* Fragmento para leer:

>>>>>

Querer recuperar el espíritu de esa época parece una enorme contradicción, porque en definitiva, el escándalo que azotó la obra de Flaubert, Baudelaire y otros, no era más que censura. Lo que da cierta nostalgia es comprobar que esos censores creían en el poder subversivo de la palabra. Sabían, porque eran censores, conservadores, fascistas pero no salames, que una palabra podía despertar al pueblo, convencerlo de que existe un mundo mejor (en la tierra), de que a veces conviene rebelarse, de que buscar el cambio es razonable y saludable.
Esta nota, que parece un tanto extemporánea, no lo es tanto si prestamos atención a que hoy, en este país, se da una lucha que además de política, es por la posesión de la palabra, y que cada palabra representa intereses ideológicos enfrentados. Digamos, en este rincón, 6, 7, 8 (y clubes de fans) y en el otro Clarín (y clubes de socios). Y nosotros, de un lado o del otro, aunque nos creamos en el ring side. Esos dos ejemplos, esté donde usted esté ubicado ideológicamente, vendría a ser la palabra dicha con todas las letras. Por oposición a eso, vemos la peor de las cobardías posibles cuando del uso de la palabra se trata: del anonimato, que en este caso se daría con ingeniosas cadenas de correos electrónicos sin autores que dan vuelta por el mundo para decir una bobada tras otras, supuestas verdades cuyo valor propagandístico reside en que caen en manos de aquellos que no necesitan más que excusas para repetir ideas huecas, vacías, anónimas, incomprobables, baratas.
En el mismo sentido van las notas periodísticas escritas en potencial o con signos de preguntas. "¿Es Javier Chiabrando el compositor de las porquerías que canta Ricky Martin?"; "Javier Chiabrando estaría desesperado por entrar a la casa de Gran Hermano". Una vez dichas esas palabras, que ni llegan a ser ideas, darán la vuelta al mundo antes de que usted lea esto. Es otra forma de la colonización de la palabra, tema que intenté desarrollar en una nota anterior: "No contaban con mi astucia". En todo caso si recibe un correo difamándome, bórrelo, que es un virus que hará explotar su computadora y quizá su casa. No, mejor hágalo circular, que es prensa gratis, lo que quizá me garantice entrar a la casa de GH o Ricky me invite a salir del closet juntos (lo pensaría; a entrar me negaría rotundamente).
Le regalo una idea brillante al mundo: crear un diario escrito por completo en potencial. No diría nunca la verdad, pero eso es un tema menor. Ya dije en esa misma nota que la verdad es relativa, lo que importa es tener la palabra. Un diario en potencial lograría la epopeya de banalizar la escritura en potencial al punto de desacreditarla a muerte. El primer ejemplar podría lleva el siguiente título de tapa: "Sería mentira todo lo que había sido considerado verdad". O, como dice el escritor norteamericano Richard Ford: "Cada vez que uno tiene razón, debería estar equivocado". Y agarrate Catalina. Pero no olvide que Catalina sería una caprichosa. ¿Es una caprichosa Catalina?

<<<<<

* Tarea asignada: Actualiza el fragmento sobre la palabra desde "Le regalo una" hasta "una caprichosa Catalina?", ambos incluidos, cambiando "diario" por "periódico".

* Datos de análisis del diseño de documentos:
>>>>>

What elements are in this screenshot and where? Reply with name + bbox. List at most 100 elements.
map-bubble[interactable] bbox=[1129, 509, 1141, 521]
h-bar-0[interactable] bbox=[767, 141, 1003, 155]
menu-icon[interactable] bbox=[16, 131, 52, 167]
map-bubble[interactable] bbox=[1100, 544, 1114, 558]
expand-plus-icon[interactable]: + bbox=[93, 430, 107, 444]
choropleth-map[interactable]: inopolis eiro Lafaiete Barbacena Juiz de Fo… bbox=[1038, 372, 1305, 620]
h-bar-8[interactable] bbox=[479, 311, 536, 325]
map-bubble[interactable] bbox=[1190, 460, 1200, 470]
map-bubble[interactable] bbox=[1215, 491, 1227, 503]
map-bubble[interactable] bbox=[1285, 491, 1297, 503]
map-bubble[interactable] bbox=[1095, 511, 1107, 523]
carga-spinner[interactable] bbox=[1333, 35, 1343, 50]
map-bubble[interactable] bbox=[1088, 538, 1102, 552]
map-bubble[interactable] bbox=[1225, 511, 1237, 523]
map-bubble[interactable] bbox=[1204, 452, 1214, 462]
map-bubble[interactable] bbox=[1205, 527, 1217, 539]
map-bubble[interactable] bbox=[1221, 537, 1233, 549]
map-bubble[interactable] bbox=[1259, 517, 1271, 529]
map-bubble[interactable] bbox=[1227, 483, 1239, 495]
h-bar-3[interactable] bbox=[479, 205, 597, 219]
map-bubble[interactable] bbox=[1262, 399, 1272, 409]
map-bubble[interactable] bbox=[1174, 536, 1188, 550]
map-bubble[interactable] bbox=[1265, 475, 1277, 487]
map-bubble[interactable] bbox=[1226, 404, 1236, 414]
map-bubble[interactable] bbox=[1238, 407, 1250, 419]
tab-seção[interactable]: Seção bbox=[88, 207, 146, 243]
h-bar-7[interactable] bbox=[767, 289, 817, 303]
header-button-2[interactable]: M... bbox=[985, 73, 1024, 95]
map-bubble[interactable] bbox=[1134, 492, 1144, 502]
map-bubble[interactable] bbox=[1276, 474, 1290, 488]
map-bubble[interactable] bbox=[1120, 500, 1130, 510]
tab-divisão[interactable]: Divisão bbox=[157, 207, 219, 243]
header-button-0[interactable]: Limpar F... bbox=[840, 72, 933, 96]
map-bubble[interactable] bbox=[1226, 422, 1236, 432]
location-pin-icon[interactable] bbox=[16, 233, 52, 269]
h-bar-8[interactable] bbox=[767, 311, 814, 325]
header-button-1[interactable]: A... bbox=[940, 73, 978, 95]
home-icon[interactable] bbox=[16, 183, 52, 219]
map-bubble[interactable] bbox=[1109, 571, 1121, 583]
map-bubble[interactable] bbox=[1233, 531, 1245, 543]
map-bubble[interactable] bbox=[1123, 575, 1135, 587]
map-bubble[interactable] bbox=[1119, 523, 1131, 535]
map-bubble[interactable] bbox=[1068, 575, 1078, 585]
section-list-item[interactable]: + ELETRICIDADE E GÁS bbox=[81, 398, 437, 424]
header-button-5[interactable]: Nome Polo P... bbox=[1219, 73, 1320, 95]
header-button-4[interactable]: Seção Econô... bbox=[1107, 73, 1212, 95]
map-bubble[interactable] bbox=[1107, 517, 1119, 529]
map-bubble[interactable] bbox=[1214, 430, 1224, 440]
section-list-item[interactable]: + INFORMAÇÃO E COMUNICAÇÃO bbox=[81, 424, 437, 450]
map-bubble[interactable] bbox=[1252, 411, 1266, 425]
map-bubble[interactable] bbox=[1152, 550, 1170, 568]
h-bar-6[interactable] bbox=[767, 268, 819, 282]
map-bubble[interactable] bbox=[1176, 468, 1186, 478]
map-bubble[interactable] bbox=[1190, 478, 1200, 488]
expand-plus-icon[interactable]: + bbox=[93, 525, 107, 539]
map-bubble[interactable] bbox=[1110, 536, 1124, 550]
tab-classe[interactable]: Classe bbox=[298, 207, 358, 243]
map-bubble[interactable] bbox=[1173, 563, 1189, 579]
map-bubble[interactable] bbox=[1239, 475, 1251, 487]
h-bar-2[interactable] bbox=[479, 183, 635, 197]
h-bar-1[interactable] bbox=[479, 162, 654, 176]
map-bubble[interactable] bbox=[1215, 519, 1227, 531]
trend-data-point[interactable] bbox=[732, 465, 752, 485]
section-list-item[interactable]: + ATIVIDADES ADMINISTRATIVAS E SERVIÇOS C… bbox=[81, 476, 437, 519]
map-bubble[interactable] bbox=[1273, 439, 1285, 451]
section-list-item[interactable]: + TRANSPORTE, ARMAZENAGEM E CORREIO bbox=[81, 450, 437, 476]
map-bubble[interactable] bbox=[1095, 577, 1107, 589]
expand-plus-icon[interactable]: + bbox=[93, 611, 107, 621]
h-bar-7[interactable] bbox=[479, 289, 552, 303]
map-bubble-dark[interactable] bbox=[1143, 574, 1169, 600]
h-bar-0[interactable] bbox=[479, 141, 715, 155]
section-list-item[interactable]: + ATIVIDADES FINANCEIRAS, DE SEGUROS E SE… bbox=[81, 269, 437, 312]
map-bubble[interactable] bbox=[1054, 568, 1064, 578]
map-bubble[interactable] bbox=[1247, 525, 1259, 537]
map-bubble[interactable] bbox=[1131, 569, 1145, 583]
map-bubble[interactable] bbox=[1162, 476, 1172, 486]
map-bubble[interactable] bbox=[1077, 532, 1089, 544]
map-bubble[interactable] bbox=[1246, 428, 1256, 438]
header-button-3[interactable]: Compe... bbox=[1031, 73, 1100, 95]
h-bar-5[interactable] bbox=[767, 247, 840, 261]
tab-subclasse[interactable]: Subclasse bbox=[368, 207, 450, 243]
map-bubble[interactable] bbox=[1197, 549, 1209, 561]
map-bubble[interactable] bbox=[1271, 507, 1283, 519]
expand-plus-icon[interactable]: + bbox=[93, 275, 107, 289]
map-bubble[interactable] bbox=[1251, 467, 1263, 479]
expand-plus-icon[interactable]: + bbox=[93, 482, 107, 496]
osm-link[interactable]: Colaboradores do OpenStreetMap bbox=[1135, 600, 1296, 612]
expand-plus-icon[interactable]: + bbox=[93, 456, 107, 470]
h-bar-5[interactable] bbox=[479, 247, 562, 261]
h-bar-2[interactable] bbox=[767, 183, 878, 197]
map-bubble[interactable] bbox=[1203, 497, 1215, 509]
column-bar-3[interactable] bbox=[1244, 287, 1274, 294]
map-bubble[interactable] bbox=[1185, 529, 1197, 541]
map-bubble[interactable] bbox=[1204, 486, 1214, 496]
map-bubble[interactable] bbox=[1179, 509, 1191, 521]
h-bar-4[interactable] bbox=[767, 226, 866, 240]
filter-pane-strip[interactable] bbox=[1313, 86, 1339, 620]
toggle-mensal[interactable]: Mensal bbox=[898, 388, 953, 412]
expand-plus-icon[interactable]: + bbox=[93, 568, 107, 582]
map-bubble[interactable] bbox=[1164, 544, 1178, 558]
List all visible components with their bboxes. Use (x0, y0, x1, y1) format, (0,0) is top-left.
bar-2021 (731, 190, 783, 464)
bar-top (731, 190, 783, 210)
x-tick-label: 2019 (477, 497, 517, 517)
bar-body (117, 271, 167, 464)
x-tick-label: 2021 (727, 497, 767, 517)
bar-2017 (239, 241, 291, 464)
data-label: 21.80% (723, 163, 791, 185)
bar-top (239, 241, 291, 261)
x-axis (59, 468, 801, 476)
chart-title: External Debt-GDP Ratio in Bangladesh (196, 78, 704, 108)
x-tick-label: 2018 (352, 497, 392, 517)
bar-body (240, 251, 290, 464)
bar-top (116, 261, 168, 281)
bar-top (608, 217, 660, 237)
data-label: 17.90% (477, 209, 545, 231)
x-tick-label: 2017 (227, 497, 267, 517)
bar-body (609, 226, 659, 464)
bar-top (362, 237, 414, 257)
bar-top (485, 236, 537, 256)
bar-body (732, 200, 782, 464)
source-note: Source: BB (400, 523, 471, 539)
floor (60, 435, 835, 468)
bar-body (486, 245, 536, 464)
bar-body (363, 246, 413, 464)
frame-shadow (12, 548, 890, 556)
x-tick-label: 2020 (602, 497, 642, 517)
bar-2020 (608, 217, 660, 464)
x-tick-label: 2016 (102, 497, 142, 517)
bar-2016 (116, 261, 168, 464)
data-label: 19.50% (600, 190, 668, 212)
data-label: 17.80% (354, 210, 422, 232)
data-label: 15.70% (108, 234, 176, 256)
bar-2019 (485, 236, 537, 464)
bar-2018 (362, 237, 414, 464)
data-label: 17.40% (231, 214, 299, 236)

<<<<<

* Resultado del ejercicio:
Le regalo una idea brillante al mundo: crear un periódico escrito por completo en potencial. No diría nunca la verdad, pero eso es un tema menor. Ya dije en esa misma nota que la verdad es relativa, lo que importa es tener la palabra. Un periódico en potencial lograría la epopeya de banalizar la escritura en potencial al punto de desacreditarla a muerte. El primer ejemplar podría lleva el siguiente título de tapa: "Sería mentira todo lo que había sido considerado verdad". O, como dice el escritor norteamericano Richard Ford: "Cada vez que uno tiene razón, debería estar equivocado". Y agarrate Catalina. Pero no olvide que Catalina sería una caprichosa. ¿Es una caprichosa Catalina?